[Begin Data to use]

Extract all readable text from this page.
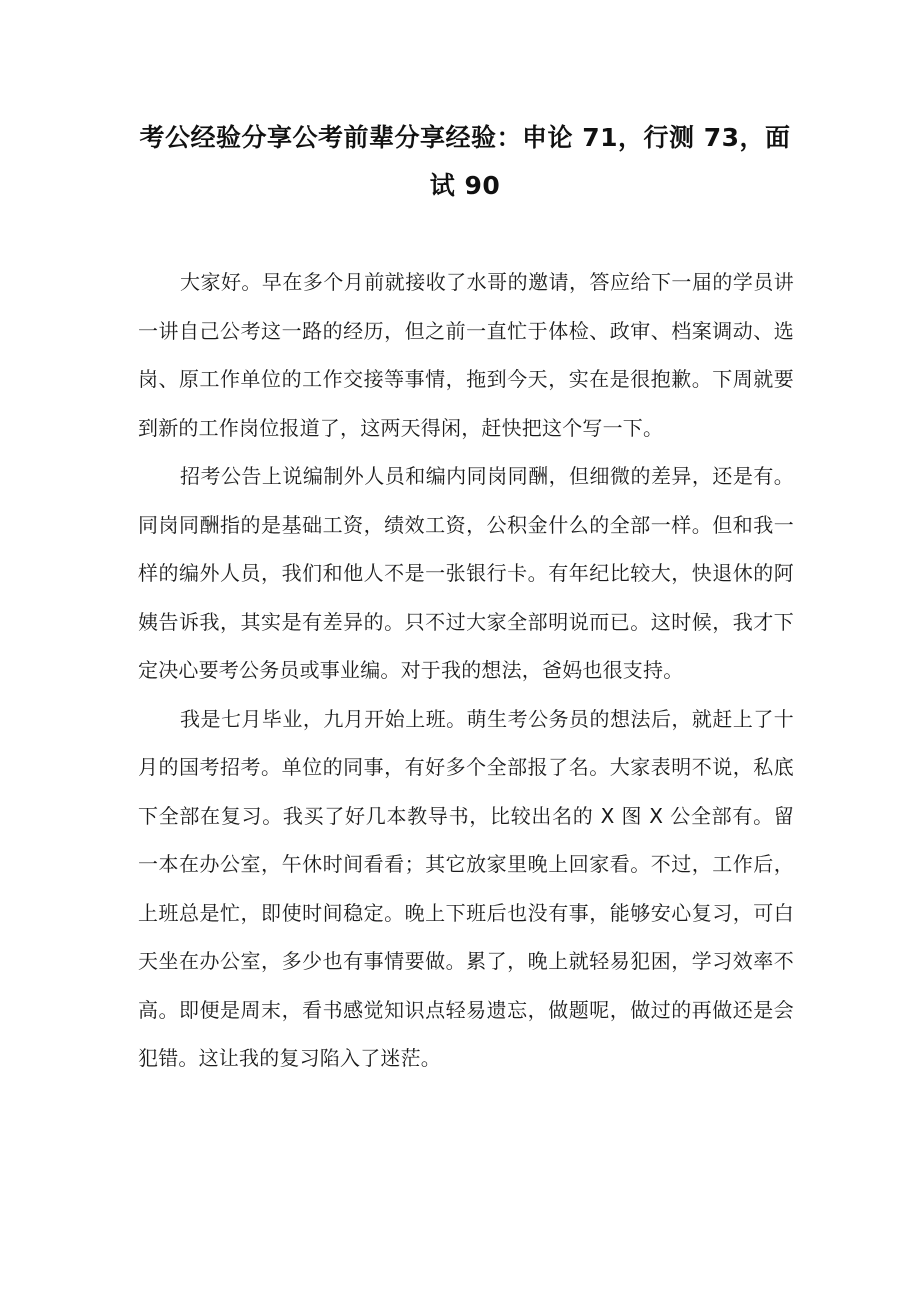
考公经验分享公考前辈分享经验：申论 71，行测 73，面试 90

大家好。早在多个月前就接收了水哥的邀请，答应给下一届的学员讲一讲自己公考这一路的经历，但之前一直忙于体检、政审、档案调动、选岗、原工作单位的工作交接等事情，拖到今天，实在是很抱歉。下周就要到新的工作岗位报道了，这两天得闲，赶快把这个写一下。

招考公告上说编制外人员和编内同岗同酬，但细微的差异，还是有。同岗同酬指的是基础工资，绩效工资，公积金什么的全部一样。但和我一样的编外人员，我们和他人不是一张银行卡。有年纪比较大，快退休的阿姨告诉我，其实是有差异的。只不过大家全部明说而已。这时候，我才下定决心要考公务员或事业编。对于我的想法，爸妈也很支持。

我是七月毕业，九月开始上班。萌生考公务员的想法后，就赶上了十月的国考招考。单位的同事，有好多个全部报了名。大家表明不说，私底下全部在复习。我买了好几本教导书，比较出名的 X 图 X 公全部有。留一本在办公室，午休时间看看；其它放家里晚上回家看。不过，工作后，上班总是忙，即使时间稳定。晚上下班后也没有事，能够安心复习，可白天坐在办公室，多少也有事情要做。累了，晚上就轻易犯困，学习效率不高。即便是周末，看书感觉知识点轻易遗忘，做题呢，做过的再做还是会犯错。这让我的复习陷入了迷茫。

[End Data to use]

▶ **Task requirements**: Print the records word for word and exclude any picture they hold.

▶ **Exercise answer**:
Extract all readable text from this page.
考公经验分享公考前辈分享经验：申论 71，行测 73，面试 90

大家好。早在多个月前就接收了水哥的邀请，答应给下一届的学员讲一讲自己公考这一路的经历，但之前一直忙于体检、政审、档案调动、选岗、原工作单位的工作交接等事情，拖到今天，实在是很抱歉。下周就要到新的工作岗位报道了，这两天得闲，赶快把这个写一下。

招考公告上说编制外人员和编内同岗同酬，但细微的差异，还是有。同岗同酬指的是基础工资，绩效工资，公积金什么的全部一样。但和我一样的编外人员，我们和他人不是一张银行卡。有年纪比较大，快退休的阿姨告诉我，其实是有差异的。只不过大家全部明说而已。这时候，我才下定决心要考公务员或事业编。对于我的想法，爸妈也很支持。

我是七月毕业，九月开始上班。萌生考公务员的想法后，就赶上了十月的国考招考。单位的同事，有好多个全部报了名。大家表明不说，私底下全部在复习。我买了好几本教导书，比较出名的 X 图 X 公全部有。留一本在办公室，午休时间看看；其它放家里晚上回家看。不过，工作后，上班总是忙，即使时间稳定。晚上下班后也没有事，能够安心复习，可白天坐在办公室，多少也有事情要做。累了，晚上就轻易犯困，学习效率不高。即便是周末，看书感觉知识点轻易遗忘，做题呢，做过的再做还是会犯错。这让我的复习陷入了迷茫。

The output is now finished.